Your objective: Begin at the line that contains "What data was" and repeat every line from there to the end of the records below, inclusive, without adding any other line.

(Raw records)
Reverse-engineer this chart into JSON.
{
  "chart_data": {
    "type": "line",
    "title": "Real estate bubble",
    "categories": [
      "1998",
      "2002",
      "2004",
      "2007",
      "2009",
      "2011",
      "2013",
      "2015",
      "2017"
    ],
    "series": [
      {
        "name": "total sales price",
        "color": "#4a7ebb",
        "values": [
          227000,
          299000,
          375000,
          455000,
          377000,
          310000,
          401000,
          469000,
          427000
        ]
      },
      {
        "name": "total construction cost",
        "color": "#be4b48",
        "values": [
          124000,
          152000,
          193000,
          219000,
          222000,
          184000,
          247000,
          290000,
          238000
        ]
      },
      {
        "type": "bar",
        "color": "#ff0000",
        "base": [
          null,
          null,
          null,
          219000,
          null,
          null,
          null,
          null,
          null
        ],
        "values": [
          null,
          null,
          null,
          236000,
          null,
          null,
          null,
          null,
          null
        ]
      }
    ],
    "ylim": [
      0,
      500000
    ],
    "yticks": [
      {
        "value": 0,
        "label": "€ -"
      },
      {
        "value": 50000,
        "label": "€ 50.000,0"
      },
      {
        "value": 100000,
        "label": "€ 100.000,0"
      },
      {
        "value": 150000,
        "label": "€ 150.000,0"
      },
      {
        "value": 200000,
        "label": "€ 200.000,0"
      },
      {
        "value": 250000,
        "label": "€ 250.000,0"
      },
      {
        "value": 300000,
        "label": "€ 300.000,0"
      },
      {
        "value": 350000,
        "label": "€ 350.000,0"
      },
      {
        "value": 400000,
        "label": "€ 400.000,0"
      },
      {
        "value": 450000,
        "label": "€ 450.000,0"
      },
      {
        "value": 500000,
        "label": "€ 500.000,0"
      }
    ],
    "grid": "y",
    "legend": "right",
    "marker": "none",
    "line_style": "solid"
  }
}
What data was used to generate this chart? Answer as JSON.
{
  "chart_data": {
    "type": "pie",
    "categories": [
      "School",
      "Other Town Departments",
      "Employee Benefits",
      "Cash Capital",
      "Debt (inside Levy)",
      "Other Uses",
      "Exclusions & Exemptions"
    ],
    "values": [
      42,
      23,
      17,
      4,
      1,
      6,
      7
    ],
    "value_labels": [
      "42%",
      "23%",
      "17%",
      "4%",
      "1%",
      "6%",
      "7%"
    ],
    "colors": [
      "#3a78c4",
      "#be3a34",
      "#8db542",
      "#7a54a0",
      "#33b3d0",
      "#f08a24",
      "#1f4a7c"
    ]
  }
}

Exercise result:
What data was used to generate this chart? Answer as JSON.
{
  "chart_data": {
    "type": "pie",
    "categories": [
      "School",
      "Other Town Departments",
      "Employee Benefits",
      "Cash Capital",
      "Debt (inside Levy)",
      "Other Uses",
      "Exclusions & Exemptions"
    ],
    "values": [
      42,
      23,
      17,
      4,
      1,
      6,
      7
    ],
    "value_labels": [
      "42%",
      "23%",
      "17%",
      "4%",
      "1%",
      "6%",
      "7%"
    ],
    "colors": [
      "#3a78c4",
      "#be3a34",
      "#8db542",
      "#7a54a0",
      "#33b3d0",
      "#f08a24",
      "#1f4a7c"
    ]
  }
}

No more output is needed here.